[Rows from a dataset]
----------------

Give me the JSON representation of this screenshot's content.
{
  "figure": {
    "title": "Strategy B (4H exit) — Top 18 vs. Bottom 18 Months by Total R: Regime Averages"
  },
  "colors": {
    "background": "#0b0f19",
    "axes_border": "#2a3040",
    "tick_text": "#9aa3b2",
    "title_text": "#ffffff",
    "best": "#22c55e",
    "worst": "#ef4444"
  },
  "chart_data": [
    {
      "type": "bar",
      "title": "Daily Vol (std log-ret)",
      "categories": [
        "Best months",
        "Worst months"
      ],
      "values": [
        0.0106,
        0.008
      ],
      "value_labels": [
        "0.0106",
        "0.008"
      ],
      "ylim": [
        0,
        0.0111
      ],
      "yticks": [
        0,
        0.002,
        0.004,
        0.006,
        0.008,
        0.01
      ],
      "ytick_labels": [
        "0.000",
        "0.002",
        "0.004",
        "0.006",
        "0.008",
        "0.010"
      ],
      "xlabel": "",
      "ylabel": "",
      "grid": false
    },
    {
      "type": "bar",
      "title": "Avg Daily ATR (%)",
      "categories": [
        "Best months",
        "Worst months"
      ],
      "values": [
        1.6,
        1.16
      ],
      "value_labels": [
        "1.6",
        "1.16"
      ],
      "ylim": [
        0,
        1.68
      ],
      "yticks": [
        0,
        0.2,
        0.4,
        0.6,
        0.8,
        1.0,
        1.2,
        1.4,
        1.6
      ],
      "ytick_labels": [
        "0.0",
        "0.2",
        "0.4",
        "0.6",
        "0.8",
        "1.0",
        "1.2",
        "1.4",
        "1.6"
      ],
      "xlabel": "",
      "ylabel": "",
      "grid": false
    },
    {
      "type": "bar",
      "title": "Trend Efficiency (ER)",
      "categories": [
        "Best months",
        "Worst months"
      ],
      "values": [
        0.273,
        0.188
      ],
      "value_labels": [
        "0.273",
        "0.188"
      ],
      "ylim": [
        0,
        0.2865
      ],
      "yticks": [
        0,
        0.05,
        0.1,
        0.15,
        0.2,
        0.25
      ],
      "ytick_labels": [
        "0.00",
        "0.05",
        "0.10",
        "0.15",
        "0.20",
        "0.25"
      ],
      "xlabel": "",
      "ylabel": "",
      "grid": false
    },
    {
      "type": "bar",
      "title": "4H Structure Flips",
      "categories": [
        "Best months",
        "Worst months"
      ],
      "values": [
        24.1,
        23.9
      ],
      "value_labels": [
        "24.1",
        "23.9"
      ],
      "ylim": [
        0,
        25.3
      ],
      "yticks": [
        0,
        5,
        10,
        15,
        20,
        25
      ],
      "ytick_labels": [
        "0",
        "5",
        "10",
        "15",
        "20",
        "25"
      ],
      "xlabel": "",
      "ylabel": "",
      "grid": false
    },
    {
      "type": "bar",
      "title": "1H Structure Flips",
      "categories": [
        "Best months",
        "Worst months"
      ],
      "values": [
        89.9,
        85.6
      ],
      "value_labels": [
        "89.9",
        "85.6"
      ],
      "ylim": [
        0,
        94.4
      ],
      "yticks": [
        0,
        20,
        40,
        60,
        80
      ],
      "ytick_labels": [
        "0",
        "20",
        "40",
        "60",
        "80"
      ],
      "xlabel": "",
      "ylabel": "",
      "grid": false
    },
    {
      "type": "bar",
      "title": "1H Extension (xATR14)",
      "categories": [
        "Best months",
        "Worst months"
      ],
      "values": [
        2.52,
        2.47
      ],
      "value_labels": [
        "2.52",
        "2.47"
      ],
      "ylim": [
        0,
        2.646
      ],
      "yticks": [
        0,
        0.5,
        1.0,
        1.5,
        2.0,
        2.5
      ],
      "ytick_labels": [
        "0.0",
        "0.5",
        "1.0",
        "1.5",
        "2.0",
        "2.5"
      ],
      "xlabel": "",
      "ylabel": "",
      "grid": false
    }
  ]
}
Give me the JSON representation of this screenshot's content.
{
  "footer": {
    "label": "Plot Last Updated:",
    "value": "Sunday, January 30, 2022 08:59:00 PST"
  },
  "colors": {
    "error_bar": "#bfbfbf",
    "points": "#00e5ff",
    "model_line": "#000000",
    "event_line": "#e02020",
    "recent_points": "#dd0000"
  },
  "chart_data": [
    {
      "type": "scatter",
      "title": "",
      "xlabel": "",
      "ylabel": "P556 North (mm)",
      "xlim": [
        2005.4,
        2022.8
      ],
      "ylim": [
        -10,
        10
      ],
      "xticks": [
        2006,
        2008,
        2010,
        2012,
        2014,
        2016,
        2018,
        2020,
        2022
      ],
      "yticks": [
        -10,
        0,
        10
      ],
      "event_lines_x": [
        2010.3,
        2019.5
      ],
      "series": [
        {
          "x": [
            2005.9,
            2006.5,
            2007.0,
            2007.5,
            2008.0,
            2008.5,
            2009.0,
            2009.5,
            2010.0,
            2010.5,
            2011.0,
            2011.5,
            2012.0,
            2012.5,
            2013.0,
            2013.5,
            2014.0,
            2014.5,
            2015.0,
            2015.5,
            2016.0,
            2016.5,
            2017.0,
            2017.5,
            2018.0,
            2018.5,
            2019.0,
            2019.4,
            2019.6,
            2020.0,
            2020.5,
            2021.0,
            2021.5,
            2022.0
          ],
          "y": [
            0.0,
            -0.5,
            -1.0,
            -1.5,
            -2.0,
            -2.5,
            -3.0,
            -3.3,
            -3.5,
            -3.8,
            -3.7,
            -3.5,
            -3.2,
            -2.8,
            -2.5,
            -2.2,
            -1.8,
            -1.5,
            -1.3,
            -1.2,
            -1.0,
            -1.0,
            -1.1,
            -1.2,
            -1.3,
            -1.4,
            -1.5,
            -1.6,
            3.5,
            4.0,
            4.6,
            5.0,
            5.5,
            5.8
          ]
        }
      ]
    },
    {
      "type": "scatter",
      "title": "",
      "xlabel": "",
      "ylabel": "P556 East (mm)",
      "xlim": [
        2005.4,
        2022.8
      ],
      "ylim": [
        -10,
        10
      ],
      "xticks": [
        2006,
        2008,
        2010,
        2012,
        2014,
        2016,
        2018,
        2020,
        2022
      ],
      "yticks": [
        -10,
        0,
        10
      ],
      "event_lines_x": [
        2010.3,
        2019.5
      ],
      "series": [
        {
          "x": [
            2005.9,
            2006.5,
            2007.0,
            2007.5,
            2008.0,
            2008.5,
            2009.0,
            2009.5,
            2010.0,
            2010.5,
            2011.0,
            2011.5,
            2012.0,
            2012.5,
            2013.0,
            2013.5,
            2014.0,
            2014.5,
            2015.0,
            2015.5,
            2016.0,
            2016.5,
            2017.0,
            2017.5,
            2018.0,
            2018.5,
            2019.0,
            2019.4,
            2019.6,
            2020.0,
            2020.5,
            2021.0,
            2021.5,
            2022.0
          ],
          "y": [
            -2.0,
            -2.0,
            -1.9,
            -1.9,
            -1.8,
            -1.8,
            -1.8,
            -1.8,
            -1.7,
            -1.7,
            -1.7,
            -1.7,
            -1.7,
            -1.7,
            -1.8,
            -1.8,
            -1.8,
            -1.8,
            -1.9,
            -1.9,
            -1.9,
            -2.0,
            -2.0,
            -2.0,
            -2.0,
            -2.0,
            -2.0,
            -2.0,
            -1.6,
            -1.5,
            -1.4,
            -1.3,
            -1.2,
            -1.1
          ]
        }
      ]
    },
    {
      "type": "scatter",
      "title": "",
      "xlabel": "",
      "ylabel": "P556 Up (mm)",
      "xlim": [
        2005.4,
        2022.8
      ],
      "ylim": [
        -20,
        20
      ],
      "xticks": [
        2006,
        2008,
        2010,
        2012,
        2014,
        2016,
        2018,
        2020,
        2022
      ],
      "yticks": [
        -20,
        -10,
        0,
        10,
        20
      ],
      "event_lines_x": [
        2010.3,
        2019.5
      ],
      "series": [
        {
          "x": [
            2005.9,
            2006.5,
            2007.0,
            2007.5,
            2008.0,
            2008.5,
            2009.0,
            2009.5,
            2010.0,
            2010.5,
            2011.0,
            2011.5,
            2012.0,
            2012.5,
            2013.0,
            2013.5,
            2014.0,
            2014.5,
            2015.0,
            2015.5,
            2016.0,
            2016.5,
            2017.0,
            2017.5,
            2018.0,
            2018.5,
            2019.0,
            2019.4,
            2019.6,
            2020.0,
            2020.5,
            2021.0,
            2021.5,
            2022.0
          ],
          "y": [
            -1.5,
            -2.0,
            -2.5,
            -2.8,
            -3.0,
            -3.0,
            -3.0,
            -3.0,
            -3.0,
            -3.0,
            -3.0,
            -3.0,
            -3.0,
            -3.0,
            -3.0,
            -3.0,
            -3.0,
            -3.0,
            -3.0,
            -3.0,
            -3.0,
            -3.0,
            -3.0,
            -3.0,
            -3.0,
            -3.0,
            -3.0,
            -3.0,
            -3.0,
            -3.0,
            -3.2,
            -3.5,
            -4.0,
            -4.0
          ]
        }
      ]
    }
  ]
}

----------------

Reproduce every line from the entries that holds the word "Structure".

      "title": "4H Structure Flips",
      "title": "1H Structure Flips",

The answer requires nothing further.